(Extracts from a graphics dataset)
· · · ·

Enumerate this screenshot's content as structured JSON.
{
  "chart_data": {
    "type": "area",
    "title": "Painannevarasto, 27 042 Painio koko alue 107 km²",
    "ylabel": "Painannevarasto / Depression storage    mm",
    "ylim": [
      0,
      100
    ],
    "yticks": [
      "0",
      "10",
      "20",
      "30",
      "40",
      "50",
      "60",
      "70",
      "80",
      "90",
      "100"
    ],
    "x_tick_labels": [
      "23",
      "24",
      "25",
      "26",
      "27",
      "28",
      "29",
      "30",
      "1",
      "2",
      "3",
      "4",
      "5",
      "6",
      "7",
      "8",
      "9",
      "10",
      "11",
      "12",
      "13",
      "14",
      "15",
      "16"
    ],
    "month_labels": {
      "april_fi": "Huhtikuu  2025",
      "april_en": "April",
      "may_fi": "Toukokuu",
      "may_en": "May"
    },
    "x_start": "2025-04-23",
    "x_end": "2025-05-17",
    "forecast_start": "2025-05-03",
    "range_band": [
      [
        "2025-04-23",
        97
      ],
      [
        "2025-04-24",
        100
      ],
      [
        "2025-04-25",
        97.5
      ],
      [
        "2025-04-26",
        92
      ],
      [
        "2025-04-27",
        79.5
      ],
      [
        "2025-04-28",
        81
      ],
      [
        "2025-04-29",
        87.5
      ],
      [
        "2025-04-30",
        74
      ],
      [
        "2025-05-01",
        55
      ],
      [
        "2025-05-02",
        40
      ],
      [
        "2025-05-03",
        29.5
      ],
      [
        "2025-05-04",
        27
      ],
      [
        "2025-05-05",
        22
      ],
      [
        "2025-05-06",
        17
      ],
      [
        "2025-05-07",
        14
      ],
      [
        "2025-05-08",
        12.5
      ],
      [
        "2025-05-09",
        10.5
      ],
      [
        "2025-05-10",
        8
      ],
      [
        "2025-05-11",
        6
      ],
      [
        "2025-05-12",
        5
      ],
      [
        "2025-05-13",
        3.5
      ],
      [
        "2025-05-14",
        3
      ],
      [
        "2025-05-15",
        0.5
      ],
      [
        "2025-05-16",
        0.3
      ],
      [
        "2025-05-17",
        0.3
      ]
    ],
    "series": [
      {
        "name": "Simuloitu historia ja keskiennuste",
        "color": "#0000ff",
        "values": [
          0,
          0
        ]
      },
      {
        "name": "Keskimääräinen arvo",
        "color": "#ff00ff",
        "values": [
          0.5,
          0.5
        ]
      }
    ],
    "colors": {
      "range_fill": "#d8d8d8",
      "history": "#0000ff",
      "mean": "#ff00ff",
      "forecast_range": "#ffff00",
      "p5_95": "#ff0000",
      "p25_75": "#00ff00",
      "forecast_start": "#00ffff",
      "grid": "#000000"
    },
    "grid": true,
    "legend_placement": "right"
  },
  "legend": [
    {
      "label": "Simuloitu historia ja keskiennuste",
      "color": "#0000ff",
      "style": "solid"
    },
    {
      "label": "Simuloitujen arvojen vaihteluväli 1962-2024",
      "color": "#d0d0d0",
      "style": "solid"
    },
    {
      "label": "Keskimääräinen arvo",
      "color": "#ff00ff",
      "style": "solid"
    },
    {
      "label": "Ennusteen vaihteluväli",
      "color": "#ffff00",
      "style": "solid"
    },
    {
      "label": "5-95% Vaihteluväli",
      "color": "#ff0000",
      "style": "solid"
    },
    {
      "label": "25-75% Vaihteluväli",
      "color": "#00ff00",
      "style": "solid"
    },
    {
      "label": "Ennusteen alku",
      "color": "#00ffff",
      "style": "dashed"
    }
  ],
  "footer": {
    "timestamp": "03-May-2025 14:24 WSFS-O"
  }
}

· · · ·

### WHAT IS REQUIRED
Nothing should be left out: repeat all of the data exactly.

### RESPONSE BELOW
Enumerate this screenshot's content as structured JSON.
{
  "chart_data": {
    "type": "area",
    "title": "Painannevarasto, 27 042 Painio koko alue 107 km²",
    "ylabel": "Painannevarasto / Depression storage    mm",
    "ylim": [
      0,
      100
    ],
    "yticks": [
      "0",
      "10",
      "20",
      "30",
      "40",
      "50",
      "60",
      "70",
      "80",
      "90",
      "100"
    ],
    "x_tick_labels": [
      "23",
      "24",
      "25",
      "26",
      "27",
      "28",
      "29",
      "30",
      "1",
      "2",
      "3",
      "4",
      "5",
      "6",
      "7",
      "8",
      "9",
      "10",
      "11",
      "12",
      "13",
      "14",
      "15",
      "16"
    ],
    "month_labels": {
      "april_fi": "Huhtikuu  2025",
      "april_en": "April",
      "may_fi": "Toukokuu",
      "may_en": "May"
    },
    "x_start": "2025-04-23",
    "x_end": "2025-05-17",
    "forecast_start": "2025-05-03",
    "range_band": [
      [
        "2025-04-23",
        97
      ],
      [
        "2025-04-24",
        100
      ],
      [
        "2025-04-25",
        97.5
      ],
      [
        "2025-04-26",
        92
      ],
      [
        "2025-04-27",
        79.5
      ],
      [
        "2025-04-28",
        81
      ],
      [
        "2025-04-29",
        87.5
      ],
      [
        "2025-04-30",
        74
      ],
      [
        "2025-05-01",
        55
      ],
      [
        "2025-05-02",
        40
      ],
      [
        "2025-05-03",
        29.5
      ],
      [
        "2025-05-04",
        27
      ],
      [
        "2025-05-05",
        22
      ],
      [
        "2025-05-06",
        17
      ],
      [
        "2025-05-07",
        14
      ],
      [
        "2025-05-08",
        12.5
      ],
      [
        "2025-05-09",
        10.5
      ],
      [
        "2025-05-10",
        8
      ],
      [
        "2025-05-11",
        6
      ],
      [
        "2025-05-12",
        5
      ],
      [
        "2025-05-13",
        3.5
      ],
      [
        "2025-05-14",
        3
      ],
      [
        "2025-05-15",
        0.5
      ],
      [
        "2025-05-16",
        0.3
      ],
      [
        "2025-05-17",
        0.3
      ]
    ],
    "series": [
      {
        "name": "Simuloitu historia ja keskiennuste",
        "color": "#0000ff",
        "values": [
          0,
          0
        ]
      },
      {
        "name": "Keskimääräinen arvo",
        "color": "#ff00ff",
        "values": [
          0.5,
          0.5
        ]
      }
    ],
    "colors": {
      "range_fill": "#d8d8d8",
      "history": "#0000ff",
      "mean": "#ff00ff",
      "forecast_range": "#ffff00",
      "p5_95": "#ff0000",
      "p25_75": "#00ff00",
      "forecast_start": "#00ffff",
      "grid": "#000000"
    },
    "grid": true,
    "legend_placement": "right"
  },
  "legend": [
    {
      "label": "Simuloitu historia ja keskiennuste",
      "color": "#0000ff",
      "style": "solid"
    },
    {
      "label": "Simuloitujen arvojen vaihteluväli 1962-2024",
      "color": "#d0d0d0",
      "style": "solid"
    },
    {
      "label": "Keskimääräinen arvo",
      "color": "#ff00ff",
      "style": "solid"
    },
    {
      "label": "Ennusteen vaihteluväli",
      "color": "#ffff00",
      "style": "solid"
    },
    {
      "label": "5-95% Vaihteluväli",
      "color": "#ff0000",
      "style": "solid"
    },
    {
      "label": "25-75% Vaihteluväli",
      "color": "#00ff00",
      "style": "solid"
    },
    {
      "label": "Ennusteen alku",
      "color": "#00ffff",
      "style": "dashed"
    }
  ],
  "footer": {
    "timestamp": "03-May-2025 14:24 WSFS-O"
  }
}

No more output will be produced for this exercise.